Data records:
● ● ●

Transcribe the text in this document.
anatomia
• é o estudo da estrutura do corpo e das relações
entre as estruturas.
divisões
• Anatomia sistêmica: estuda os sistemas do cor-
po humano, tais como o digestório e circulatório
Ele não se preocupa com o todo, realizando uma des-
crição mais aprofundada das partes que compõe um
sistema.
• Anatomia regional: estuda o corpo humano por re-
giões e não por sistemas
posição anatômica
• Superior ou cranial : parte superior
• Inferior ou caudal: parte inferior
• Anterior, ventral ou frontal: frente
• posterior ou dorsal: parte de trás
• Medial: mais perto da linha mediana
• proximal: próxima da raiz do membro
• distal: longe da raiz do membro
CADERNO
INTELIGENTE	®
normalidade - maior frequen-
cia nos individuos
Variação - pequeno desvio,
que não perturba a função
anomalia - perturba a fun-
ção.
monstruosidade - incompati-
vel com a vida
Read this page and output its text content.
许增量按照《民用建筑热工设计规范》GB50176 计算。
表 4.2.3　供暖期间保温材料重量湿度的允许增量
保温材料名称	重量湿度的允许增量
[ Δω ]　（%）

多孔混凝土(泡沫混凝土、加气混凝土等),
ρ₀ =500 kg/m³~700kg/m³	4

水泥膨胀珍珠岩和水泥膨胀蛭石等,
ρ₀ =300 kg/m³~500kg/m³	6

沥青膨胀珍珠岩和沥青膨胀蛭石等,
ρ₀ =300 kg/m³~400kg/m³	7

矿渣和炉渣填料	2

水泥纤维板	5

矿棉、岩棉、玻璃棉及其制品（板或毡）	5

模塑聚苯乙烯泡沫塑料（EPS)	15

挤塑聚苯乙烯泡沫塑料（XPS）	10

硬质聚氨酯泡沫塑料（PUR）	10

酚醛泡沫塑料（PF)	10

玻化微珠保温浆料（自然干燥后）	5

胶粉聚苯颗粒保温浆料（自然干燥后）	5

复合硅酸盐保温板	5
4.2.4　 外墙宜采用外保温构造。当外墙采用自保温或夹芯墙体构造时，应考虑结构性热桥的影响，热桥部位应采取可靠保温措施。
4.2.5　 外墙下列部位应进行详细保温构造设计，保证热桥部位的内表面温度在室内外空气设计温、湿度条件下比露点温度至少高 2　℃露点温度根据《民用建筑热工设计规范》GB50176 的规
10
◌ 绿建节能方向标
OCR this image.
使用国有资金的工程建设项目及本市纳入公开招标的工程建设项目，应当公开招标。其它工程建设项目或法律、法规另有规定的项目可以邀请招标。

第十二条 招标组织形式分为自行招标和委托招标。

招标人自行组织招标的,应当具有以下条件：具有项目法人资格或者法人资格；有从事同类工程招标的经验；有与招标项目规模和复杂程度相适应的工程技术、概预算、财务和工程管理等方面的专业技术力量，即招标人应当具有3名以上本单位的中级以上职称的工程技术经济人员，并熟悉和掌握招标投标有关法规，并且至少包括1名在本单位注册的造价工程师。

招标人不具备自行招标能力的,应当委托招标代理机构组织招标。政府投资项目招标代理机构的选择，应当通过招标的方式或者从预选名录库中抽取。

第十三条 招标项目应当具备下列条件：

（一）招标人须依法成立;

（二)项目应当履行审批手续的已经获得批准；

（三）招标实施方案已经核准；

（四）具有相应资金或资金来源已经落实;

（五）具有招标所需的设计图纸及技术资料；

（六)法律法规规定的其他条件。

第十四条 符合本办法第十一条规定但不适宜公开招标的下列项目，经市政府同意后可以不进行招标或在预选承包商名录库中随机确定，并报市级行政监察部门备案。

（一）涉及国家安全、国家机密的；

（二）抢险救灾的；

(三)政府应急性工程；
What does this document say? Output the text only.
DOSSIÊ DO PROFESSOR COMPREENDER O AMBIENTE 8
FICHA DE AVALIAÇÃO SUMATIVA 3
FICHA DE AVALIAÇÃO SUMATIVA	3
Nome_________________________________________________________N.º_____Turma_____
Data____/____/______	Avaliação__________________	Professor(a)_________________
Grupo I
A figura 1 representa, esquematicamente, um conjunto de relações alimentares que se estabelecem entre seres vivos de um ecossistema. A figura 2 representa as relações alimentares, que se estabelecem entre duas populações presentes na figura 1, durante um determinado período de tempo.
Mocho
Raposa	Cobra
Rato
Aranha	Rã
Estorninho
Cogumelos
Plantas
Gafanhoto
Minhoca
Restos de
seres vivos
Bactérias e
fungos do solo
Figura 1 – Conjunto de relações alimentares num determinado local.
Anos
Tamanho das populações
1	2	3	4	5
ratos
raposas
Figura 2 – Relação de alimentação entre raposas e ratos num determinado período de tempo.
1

● ● ●

GOAL OF THE EXERCISE.
Exactly reproduce every line found in the records.

OUTPUT BELOW.
Transcribe the text in this document.
anatomia
• é o estudo da estrutura do corpo e das relações
entre as estruturas.
divisões
• Anatomia sistêmica: estuda os sistemas do cor-
po humano, tais como o digestório e circulatório
Ele não se preocupa com o todo, realizando uma des-
crição mais aprofundada das partes que compõe um
sistema.
• Anatomia regional: estuda o corpo humano por re-
giões e não por sistemas
posição anatômica
• Superior ou cranial : parte superior
• Inferior ou caudal: parte inferior
• Anterior, ventral ou frontal: frente
• posterior ou dorsal: parte de trás
• Medial: mais perto da linha mediana
• proximal: próxima da raiz do membro
• distal: longe da raiz do membro
CADERNO
INTELIGENTE	®
normalidade - maior frequen-
cia nos individuos
Variação - pequeno desvio,
que não perturba a função
anomalia - perturba a fun-
ção.
monstruosidade - incompati-
vel com a vida
Read this page and output its text content.
许增量按照《民用建筑热工设计规范》GB50176 计算。
表 4.2.3　供暖期间保温材料重量湿度的允许增量
保温材料名称	重量湿度的允许增量
[ Δω ]　（%）

多孔混凝土(泡沫混凝土、加气混凝土等),
ρ₀ =500 kg/m³~700kg/m³	4

水泥膨胀珍珠岩和水泥膨胀蛭石等,
ρ₀ =300 kg/m³~500kg/m³	6

沥青膨胀珍珠岩和沥青膨胀蛭石等,
ρ₀ =300 kg/m³~400kg/m³	7

矿渣和炉渣填料	2

水泥纤维板	5

矿棉、岩棉、玻璃棉及其制品（板或毡）	5

模塑聚苯乙烯泡沫塑料（EPS)	15

挤塑聚苯乙烯泡沫塑料（XPS）	10

硬质聚氨酯泡沫塑料（PUR）	10

酚醛泡沫塑料（PF)	10

玻化微珠保温浆料（自然干燥后）	5

胶粉聚苯颗粒保温浆料（自然干燥后）	5

复合硅酸盐保温板	5
4.2.4　 外墙宜采用外保温构造。当外墙采用自保温或夹芯墙体构造时，应考虑结构性热桥的影响，热桥部位应采取可靠保温措施。
4.2.5　 外墙下列部位应进行详细保温构造设计，保证热桥部位的内表面温度在室内外空气设计温、湿度条件下比露点温度至少高 2　℃露点温度根据《民用建筑热工设计规范》GB50176 的规
10
◌ 绿建节能方向标
OCR this image.
使用国有资金的工程建设项目及本市纳入公开招标的工程建设项目，应当公开招标。其它工程建设项目或法律、法规另有规定的项目可以邀请招标。

第十二条 招标组织形式分为自行招标和委托招标。

招标人自行组织招标的,应当具有以下条件：具有项目法人资格或者法人资格；有从事同类工程招标的经验；有与招标项目规模和复杂程度相适应的工程技术、概预算、财务和工程管理等方面的专业技术力量，即招标人应当具有3名以上本单位的中级以上职称的工程技术经济人员，并熟悉和掌握招标投标有关法规，并且至少包括1名在本单位注册的造价工程师。

招标人不具备自行招标能力的,应当委托招标代理机构组织招标。政府投资项目招标代理机构的选择，应当通过招标的方式或者从预选名录库中抽取。

第十三条 招标项目应当具备下列条件：

（一）招标人须依法成立;

（二)项目应当履行审批手续的已经获得批准；

（三）招标实施方案已经核准；

（四）具有相应资金或资金来源已经落实;

（五）具有招标所需的设计图纸及技术资料；

（六)法律法规规定的其他条件。

第十四条 符合本办法第十一条规定但不适宜公开招标的下列项目，经市政府同意后可以不进行招标或在预选承包商名录库中随机确定，并报市级行政监察部门备案。

（一）涉及国家安全、国家机密的；

（二）抢险救灾的；

(三)政府应急性工程；
What does this document say? Output the text only.
DOSSIÊ DO PROFESSOR COMPREENDER O AMBIENTE 8
FICHA DE AVALIAÇÃO SUMATIVA 3
FICHA DE AVALIAÇÃO SUMATIVA	3
Nome_________________________________________________________N.º_____Turma_____
Data____/____/______	Avaliação__________________	Professor(a)_________________
Grupo I
A figura 1 representa, esquematicamente, um conjunto de relações alimentares que se estabelecem entre seres vivos de um ecossistema. A figura 2 representa as relações alimentares, que se estabelecem entre duas populações presentes na figura 1, durante um determinado período de tempo.
Mocho
Raposa	Cobra
Rato
Aranha	Rã
Estorninho
Cogumelos
Plantas
Gafanhoto
Minhoca
Restos de
seres vivos
Bactérias e
fungos do solo
Figura 1 – Conjunto de relações alimentares num determinado local.
Anos
Tamanho das populações
1	2	3	4	5
ratos
raposas
Figura 2 – Relação de alimentação entre raposas e ratos num determinado período de tempo.
1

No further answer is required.